SUPPLIED TEXT:
Stanton
Page 71
This became strikingly evident on February 15. The Senate had asked Johnson to report on all instances of failure to enforce the Civil Rights Act. Stanton submitted a memorandum assembled by Grant and 0. 0. Howard, which listed hundreds of acts of violence on Negroes and soldiers. According to Welles and Browning, this was an “omnium-gatherum” of rumors. Over the opposition of almost everyone in the cabinet, Stanton insisted that Johnson add this report to his communication to the Senate. Looking earnestly at Welles, Stanton said that “he was as desirous to act in unison with the President as any one, no matter who; that this information seemed to him proper, and so … it seemed to General Grant, who sent it to him; but if others wished to suppress it they could make the attempt, but there was little doubt that members of Congress had seen this—likely had copies.”
The report was finally given to the Attorney General for “investigation.” Hardly able to contain themselves, Welles and Browning met the next day and decided that Stanton’s “treachery” was so great and patent that Johnson must know their opinion of it. Polonius-like, Welles hurried through a heavy rain to the White House.
Johnson listened and seemed to agree with everything Welles said. Then the President made the incredible assertion that all that kept him from immediately calling Grant to the White House to learn how far the general was involved, was the fact that it was raining!
This starkly revealing episode illuminates more concerning the mood of the President and of his cabinet supporters than it does Stanton’s alleged duplicity. Regardless of whether or not he was in sympathy with the administration’s goals and practices, it was incumbent upon Stanton to reply fully and candidly to the Senate’s request for information, for his was the department which enforced the Civil Rights Act. Undoubtedly, Stanton’s report would embarrass Johnson. But Stanton had long since let the President know that White House policies were embarrassing the Army and the laws.
Welles and Browning, seeing only more proof of collusion, ridiculed the report on sight as untrustworthy, though it bore Grant’s and Howard’s names, and to cast aside so lightly the integrity of both officers was not merely ridiculous but stupid. The truth seems to be that Johnson and his advisers were by now in a mood to ignore disagreeable facts. They found it more pleasant to dream up a fiction of a conspiracy and to believe it themselves.
Stanton’s distress over his divided position was becoming increasingly apparent. He tried to prove to Johnson that he was not set against him. In mid-February, Stanton saw to it that an account of his ideas reached the Washington Chronicle. The report stressed his alarm over the movement toward impeachment, which he likened to “revolution and anarchy.” Congress and the President were wrecking the nation, and he called a plague upon both: “I aided to place two millions of men in the field to put down the rebellion; three hundred thousand have bitten the dust and an equal number are crippled throughout the land, and yet with all this tremendous effort and corresponding sacrifice, the country, in my judgment, is shadowed with the gloom of a darker hour than was incident to any crisis of the war.”

RECORDED DATA:
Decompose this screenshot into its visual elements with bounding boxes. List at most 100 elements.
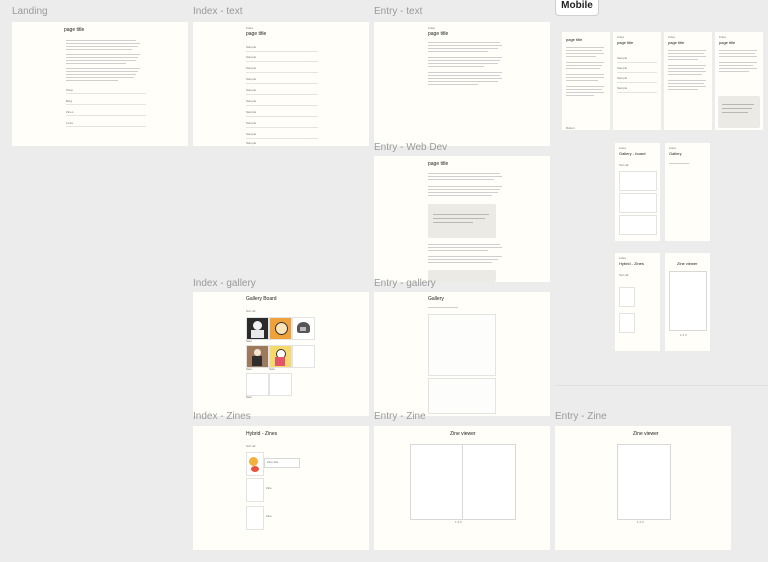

PROBLEMS TO WORK ON:
1 > Answer these questions using the Stanton passage:
(a) On what date did the episode described at the start become strikingly evident?
(b) Through what kind of weather did Welles hurry to the White House?
(c) Which newspaper received the account of Stanton's ideas in mid-February?
2 > Write the next paragraph of the Stanton passage, starting after its final sentence.
The data above have no connection to the Stanton passage.

ANSWERS FOR THE EXERCISE:
1 >
(a) February 15
(b) A heavy rain
(c) The Washington Chronicle

2 >
This is authentic Stantonian prose. Whoever gave the text to the Chronicle either copied it verbatim during the interview or, what is more probable, received it directly from Stanton. There is no reason to doubt the reporter’s concluding sentence: “The Secretary seemed completely unmanned as he uttered the last remark, and abruptly turned from his visitor to conceal his emotions.”18
During the following week, Congress hammered out its reconstruction bill, the legislators consulting Grant at every step. The bill prescribed the reinstitution of martial rule in the South under the command of five generals, who were to be named by the President. Loyal men only, black and white, were to begin anew the state-building process, and though the bill did not obliterate the Johnson state governments, it presumed that they would wither away, and they did. Under army protection, the electorate was to create new state constitutions and ratify the Fourteenth Amendment. When delegates-elect to Congress received admission, the process was completed.
There is no evidence that Stanton had any hand in evolving this measure beyond helping to block more radical proposals. He was to support it openly in cabinet deliberations and advise against a presidential veto. Yet Welles and the Blairs, somehow, were convinced that Stanton was “deep in the radical intrigues.” They thought that he dominated Seward and that together the two Secretaries managed to “confuse and bewilder” the President. In the Blairs’ view, Johnson should not only veto the bill but if it passed over his protest he should forbear from executing it. Stanton and Seward, they grumbled, were swinging Johnson away from the line of pure opposition that they would have hewed.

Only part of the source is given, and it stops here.